§ **EXERCISE DESCRIPTION**:
Gather every line in the records below that contains the word "flashfinance".

§ **INFORMATION PROVIDED**:
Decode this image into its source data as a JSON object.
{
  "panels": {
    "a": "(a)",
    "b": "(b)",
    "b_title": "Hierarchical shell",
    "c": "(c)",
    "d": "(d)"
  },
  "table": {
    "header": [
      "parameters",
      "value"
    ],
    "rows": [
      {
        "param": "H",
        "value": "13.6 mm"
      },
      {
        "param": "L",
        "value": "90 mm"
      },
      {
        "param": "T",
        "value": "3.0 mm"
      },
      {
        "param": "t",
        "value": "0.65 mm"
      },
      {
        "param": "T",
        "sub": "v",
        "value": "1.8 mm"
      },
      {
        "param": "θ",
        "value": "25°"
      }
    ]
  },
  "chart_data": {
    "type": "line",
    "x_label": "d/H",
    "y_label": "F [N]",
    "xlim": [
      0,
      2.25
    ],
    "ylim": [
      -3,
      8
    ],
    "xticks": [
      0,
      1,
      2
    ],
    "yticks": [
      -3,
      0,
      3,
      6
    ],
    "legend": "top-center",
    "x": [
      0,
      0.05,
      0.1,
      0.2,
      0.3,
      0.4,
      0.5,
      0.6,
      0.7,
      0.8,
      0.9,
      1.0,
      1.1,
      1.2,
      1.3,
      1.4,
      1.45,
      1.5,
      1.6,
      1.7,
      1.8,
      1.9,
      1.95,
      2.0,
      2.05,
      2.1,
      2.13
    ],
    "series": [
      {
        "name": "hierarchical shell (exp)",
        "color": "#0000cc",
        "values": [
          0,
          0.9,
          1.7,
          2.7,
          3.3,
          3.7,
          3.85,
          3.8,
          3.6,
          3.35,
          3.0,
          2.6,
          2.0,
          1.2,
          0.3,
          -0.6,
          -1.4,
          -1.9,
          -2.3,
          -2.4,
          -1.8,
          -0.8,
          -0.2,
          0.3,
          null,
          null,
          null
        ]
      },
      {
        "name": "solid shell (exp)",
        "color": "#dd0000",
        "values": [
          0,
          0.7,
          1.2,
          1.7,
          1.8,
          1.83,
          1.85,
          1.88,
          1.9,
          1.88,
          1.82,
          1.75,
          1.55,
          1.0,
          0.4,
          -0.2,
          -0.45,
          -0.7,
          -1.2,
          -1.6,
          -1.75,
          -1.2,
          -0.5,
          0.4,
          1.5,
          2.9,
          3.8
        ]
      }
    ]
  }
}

...

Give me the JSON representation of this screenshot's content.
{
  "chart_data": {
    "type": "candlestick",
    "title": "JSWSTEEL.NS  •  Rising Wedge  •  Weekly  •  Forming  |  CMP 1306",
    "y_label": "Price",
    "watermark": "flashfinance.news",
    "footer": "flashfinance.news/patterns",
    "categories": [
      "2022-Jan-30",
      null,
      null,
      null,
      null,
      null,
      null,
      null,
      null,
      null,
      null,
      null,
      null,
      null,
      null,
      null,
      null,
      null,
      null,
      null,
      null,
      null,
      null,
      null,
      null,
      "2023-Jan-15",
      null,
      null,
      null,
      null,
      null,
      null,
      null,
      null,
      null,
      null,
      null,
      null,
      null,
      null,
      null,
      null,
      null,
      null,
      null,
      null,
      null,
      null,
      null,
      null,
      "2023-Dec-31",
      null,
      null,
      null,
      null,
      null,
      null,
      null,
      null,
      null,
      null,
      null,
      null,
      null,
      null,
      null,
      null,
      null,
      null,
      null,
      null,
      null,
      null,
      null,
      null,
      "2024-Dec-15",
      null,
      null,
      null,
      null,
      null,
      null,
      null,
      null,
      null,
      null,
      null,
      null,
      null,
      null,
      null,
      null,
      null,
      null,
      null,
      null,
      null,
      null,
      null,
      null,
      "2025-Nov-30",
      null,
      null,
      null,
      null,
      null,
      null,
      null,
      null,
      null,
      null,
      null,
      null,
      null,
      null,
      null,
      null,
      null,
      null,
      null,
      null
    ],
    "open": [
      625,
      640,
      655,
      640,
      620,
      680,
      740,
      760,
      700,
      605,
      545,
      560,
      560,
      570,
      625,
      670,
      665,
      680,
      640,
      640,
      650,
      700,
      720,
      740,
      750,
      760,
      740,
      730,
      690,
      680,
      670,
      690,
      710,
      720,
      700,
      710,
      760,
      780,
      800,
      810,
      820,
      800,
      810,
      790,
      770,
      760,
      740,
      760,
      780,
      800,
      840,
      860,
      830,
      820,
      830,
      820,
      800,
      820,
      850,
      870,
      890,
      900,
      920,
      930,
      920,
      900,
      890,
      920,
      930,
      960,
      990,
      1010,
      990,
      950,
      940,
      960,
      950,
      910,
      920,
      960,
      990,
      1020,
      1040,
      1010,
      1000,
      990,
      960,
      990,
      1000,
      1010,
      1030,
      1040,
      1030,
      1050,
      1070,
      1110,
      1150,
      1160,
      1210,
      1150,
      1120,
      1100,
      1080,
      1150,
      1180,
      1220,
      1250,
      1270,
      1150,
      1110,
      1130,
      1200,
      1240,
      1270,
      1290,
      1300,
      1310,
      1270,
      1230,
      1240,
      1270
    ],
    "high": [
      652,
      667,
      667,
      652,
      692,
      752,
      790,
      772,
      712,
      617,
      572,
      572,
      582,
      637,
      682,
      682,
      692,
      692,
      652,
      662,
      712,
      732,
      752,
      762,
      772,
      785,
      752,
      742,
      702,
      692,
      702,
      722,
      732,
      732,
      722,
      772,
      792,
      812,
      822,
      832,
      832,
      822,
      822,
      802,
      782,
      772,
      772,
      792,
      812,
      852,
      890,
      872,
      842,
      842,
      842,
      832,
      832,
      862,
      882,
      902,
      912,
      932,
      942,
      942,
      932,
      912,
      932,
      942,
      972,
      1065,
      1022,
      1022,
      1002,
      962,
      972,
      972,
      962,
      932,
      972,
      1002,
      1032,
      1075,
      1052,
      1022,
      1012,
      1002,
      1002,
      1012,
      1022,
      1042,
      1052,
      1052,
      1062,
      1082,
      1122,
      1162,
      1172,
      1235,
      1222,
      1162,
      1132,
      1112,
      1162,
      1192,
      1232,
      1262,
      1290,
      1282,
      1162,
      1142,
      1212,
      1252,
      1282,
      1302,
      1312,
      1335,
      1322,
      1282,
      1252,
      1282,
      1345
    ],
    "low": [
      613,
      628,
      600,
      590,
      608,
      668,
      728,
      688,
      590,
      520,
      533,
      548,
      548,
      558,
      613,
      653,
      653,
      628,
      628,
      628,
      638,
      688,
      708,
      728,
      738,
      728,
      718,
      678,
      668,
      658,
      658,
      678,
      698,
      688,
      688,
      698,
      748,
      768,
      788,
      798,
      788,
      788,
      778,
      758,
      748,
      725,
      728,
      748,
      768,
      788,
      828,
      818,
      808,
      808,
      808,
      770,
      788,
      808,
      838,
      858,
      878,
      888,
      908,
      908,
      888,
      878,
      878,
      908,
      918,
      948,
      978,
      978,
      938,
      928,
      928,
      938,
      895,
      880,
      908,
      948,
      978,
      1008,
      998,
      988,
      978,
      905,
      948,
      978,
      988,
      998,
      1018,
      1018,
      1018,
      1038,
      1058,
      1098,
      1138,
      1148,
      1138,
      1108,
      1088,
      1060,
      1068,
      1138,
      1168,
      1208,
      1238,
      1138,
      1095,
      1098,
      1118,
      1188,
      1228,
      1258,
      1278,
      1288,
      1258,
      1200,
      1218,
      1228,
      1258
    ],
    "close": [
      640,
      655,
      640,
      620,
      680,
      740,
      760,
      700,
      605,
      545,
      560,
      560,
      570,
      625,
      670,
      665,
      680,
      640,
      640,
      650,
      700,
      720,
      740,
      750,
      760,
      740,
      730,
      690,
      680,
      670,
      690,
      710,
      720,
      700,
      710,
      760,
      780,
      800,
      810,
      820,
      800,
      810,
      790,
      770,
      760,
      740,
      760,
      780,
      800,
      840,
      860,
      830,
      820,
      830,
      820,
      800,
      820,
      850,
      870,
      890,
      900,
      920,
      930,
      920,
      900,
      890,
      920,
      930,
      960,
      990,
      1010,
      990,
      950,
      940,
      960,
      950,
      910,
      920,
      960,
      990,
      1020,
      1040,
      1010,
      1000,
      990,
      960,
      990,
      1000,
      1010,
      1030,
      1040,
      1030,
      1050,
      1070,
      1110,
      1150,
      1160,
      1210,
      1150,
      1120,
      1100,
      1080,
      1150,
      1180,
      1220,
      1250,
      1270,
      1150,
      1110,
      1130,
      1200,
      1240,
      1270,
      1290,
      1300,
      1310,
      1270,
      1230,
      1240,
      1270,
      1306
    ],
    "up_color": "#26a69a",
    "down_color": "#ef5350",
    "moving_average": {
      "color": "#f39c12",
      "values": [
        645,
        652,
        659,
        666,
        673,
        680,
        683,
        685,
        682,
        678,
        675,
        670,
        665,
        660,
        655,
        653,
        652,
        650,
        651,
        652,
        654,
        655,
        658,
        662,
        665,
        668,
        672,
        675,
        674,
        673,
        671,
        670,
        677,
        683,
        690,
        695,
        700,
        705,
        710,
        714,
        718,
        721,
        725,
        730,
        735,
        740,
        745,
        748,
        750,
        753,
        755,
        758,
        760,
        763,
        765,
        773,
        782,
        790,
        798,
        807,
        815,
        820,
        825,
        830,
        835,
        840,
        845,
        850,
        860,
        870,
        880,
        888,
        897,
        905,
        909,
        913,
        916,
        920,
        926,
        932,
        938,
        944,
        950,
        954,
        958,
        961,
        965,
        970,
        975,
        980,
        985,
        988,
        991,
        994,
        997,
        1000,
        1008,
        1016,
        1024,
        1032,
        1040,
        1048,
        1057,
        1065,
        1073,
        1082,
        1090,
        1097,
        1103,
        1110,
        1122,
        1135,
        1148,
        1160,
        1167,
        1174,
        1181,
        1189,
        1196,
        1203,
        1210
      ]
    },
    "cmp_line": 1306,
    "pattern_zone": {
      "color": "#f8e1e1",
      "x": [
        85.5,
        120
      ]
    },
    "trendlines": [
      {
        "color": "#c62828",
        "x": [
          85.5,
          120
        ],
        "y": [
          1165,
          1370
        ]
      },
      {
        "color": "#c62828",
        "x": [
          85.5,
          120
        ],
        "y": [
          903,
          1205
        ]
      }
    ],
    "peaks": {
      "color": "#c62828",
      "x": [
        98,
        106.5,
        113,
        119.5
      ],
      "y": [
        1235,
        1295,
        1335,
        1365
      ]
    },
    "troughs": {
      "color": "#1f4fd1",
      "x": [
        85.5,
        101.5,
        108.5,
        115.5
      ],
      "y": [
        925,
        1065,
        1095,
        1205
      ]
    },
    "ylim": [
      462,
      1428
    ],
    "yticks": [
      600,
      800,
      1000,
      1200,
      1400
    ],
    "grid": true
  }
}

§ **SOLVED EXERCISE**:
    "watermark": "flashfinance.news",
    "footer": "flashfinance.news/patterns",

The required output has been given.